Write the records out again, precisely as they stand.

----- Data to process -----

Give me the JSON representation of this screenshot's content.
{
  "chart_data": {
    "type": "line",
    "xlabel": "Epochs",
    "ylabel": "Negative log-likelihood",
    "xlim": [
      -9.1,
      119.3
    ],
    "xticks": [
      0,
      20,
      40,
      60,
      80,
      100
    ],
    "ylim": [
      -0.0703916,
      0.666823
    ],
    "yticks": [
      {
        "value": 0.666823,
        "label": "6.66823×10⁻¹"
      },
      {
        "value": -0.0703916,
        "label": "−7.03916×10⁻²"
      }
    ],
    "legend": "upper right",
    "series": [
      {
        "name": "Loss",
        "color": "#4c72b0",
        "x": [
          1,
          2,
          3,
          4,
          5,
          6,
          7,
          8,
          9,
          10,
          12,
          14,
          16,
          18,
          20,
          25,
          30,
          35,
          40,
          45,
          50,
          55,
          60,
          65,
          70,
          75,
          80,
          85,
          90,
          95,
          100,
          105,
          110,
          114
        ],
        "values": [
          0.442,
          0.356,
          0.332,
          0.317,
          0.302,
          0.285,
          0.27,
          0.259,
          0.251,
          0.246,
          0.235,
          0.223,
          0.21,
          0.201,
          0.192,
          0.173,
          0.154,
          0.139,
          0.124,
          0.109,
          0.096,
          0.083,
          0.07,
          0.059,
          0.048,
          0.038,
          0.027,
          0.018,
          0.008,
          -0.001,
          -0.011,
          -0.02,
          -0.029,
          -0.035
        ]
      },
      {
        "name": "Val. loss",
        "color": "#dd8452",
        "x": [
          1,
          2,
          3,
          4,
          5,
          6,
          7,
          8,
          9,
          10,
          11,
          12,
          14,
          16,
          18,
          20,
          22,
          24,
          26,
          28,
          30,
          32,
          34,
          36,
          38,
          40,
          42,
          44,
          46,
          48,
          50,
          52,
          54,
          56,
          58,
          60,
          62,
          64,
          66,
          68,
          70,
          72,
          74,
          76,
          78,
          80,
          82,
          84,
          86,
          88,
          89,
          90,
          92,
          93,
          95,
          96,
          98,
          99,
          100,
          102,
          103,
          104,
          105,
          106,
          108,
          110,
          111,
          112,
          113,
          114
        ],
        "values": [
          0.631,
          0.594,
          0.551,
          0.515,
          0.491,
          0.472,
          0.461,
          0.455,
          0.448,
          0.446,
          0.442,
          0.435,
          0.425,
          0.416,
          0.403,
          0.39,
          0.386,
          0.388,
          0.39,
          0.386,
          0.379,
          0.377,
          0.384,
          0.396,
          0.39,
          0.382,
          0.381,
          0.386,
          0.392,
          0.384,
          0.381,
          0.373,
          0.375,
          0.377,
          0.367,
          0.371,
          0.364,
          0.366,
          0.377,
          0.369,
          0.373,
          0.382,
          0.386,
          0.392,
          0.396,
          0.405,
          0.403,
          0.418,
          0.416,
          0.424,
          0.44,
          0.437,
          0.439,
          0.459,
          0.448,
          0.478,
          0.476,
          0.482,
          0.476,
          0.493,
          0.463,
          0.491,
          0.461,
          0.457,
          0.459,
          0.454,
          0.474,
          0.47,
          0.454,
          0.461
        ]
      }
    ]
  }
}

-----

> _Final result_
Give me the JSON representation of this screenshot's content.
{
  "chart_data": {
    "type": "line",
    "xlabel": "Epochs",
    "ylabel": "Negative log-likelihood",
    "xlim": [
      -9.1,
      119.3
    ],
    "xticks": [
      0,
      20,
      40,
      60,
      80,
      100
    ],
    "ylim": [
      -0.0703916,
      0.666823
    ],
    "yticks": [
      {
        "value": 0.666823,
        "label": "6.66823×10⁻¹"
      },
      {
        "value": -0.0703916,
        "label": "−7.03916×10⁻²"
      }
    ],
    "legend": "upper right",
    "series": [
      {
        "name": "Loss",
        "color": "#4c72b0",
        "x": [
          1,
          2,
          3,
          4,
          5,
          6,
          7,
          8,
          9,
          10,
          12,
          14,
          16,
          18,
          20,
          25,
          30,
          35,
          40,
          45,
          50,
          55,
          60,
          65,
          70,
          75,
          80,
          85,
          90,
          95,
          100,
          105,
          110,
          114
        ],
        "values": [
          0.442,
          0.356,
          0.332,
          0.317,
          0.302,
          0.285,
          0.27,
          0.259,
          0.251,
          0.246,
          0.235,
          0.223,
          0.21,
          0.201,
          0.192,
          0.173,
          0.154,
          0.139,
          0.124,
          0.109,
          0.096,
          0.083,
          0.07,
          0.059,
          0.048,
          0.038,
          0.027,
          0.018,
          0.008,
          -0.001,
          -0.011,
          -0.02,
          -0.029,
          -0.035
        ]
      },
      {
        "name": "Val. loss",
        "color": "#dd8452",
        "x": [
          1,
          2,
          3,
          4,
          5,
          6,
          7,
          8,
          9,
          10,
          11,
          12,
          14,
          16,
          18,
          20,
          22,
          24,
          26,
          28,
          30,
          32,
          34,
          36,
          38,
          40,
          42,
          44,
          46,
          48,
          50,
          52,
          54,
          56,
          58,
          60,
          62,
          64,
          66,
          68,
          70,
          72,
          74,
          76,
          78,
          80,
          82,
          84,
          86,
          88,
          89,
          90,
          92,
          93,
          95,
          96,
          98,
          99,
          100,
          102,
          103,
          104,
          105,
          106,
          108,
          110,
          111,
          112,
          113,
          114
        ],
        "values": [
          0.631,
          0.594,
          0.551,
          0.515,
          0.491,
          0.472,
          0.461,
          0.455,
          0.448,
          0.446,
          0.442,
          0.435,
          0.425,
          0.416,
          0.403,
          0.39,
          0.386,
          0.388,
          0.39,
          0.386,
          0.379,
          0.377,
          0.384,
          0.396,
          0.39,
          0.382,
          0.381,
          0.386,
          0.392,
          0.384,
          0.381,
          0.373,
          0.375,
          0.377,
          0.367,
          0.371,
          0.364,
          0.366,
          0.377,
          0.369,
          0.373,
          0.382,
          0.386,
          0.392,
          0.396,
          0.405,
          0.403,
          0.418,
          0.416,
          0.424,
          0.44,
          0.437,
          0.439,
          0.459,
          0.448,
          0.478,
          0.476,
          0.482,
          0.476,
          0.493,
          0.463,
          0.491,
          0.461,
          0.457,
          0.459,
          0.454,
          0.474,
          0.47,
          0.454,
          0.461
        ]
      }
    ]
  }
}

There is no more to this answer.